PROVIDED ENTRIES ▸
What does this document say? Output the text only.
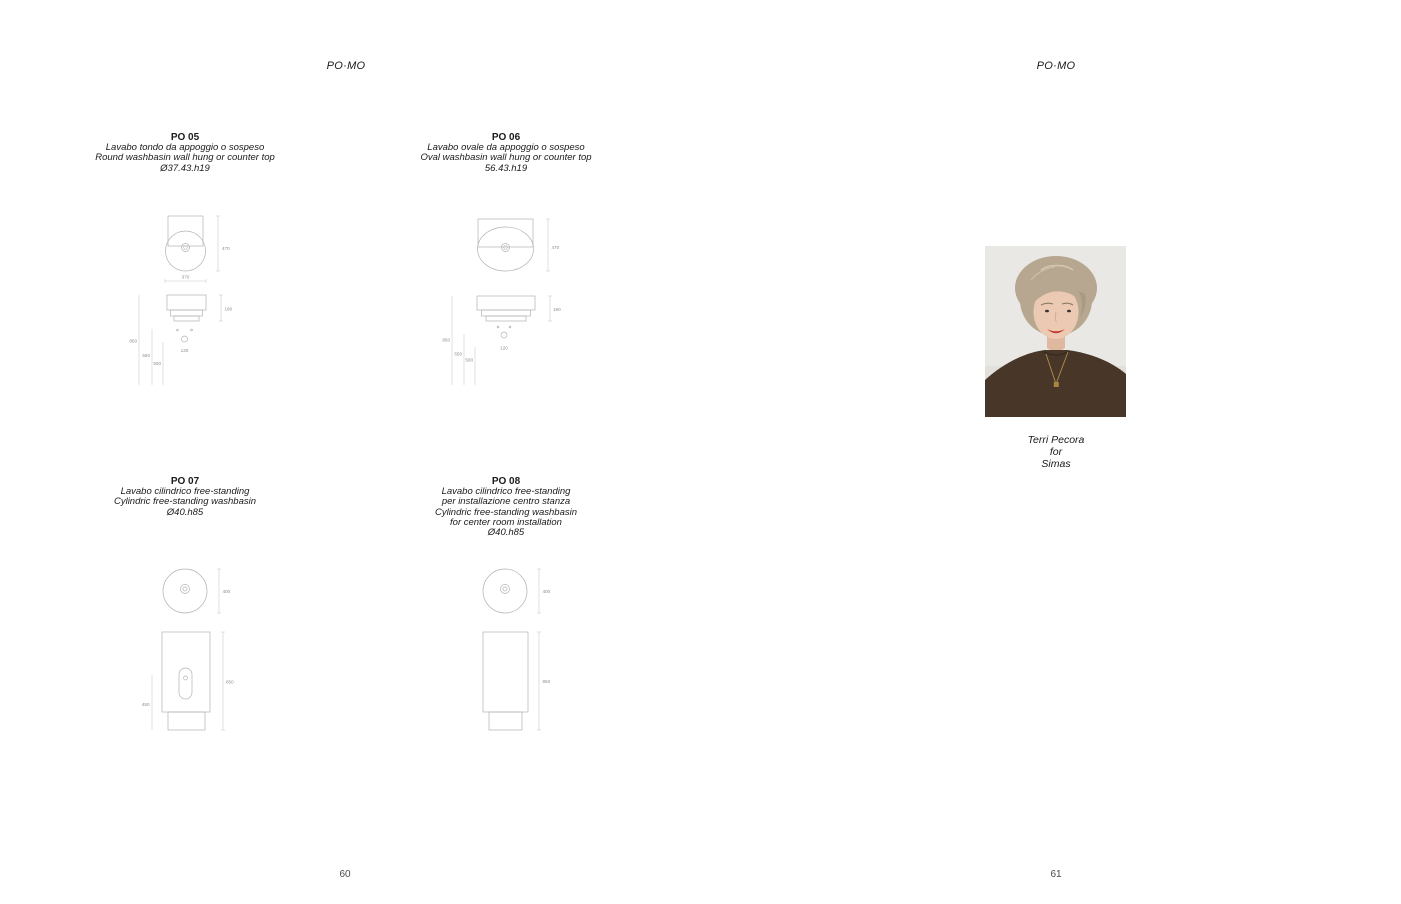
PO·MO
PO 05
Lavabo tondo da appoggio o sospeso
Round washbasin wall hung or counter top
Ø37.43.h19
PO 06
Lavabo ovale da appoggio o sospeso
Oval washbasin wall hung or counter top
56.43.h19
PO 07
Lavabo cilindrico free-standing
Cylindric free-standing washbasin
Ø40.h85
PO 08
Lavabo cilindrico free-standing
per installazione centro stanza
Cylindric free-standing washbasin
for center room installation
Ø40.h85
470
370
190
120
850
550
500
470
190
120
850
550
500
400
850
450
400
850
60
PO·MO
Terri Pecora
for
Simas
61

YOUR INSTRUCTIONS ▸ Where a line holds the string "washbasin", copy that line.

RESPONSE FOR THIS EXERCISE ▸
Round washbasin wall hung or counter top
Oval washbasin wall hung or counter top
Cylindric free-standing washbasin
Cylindric free-standing washbasin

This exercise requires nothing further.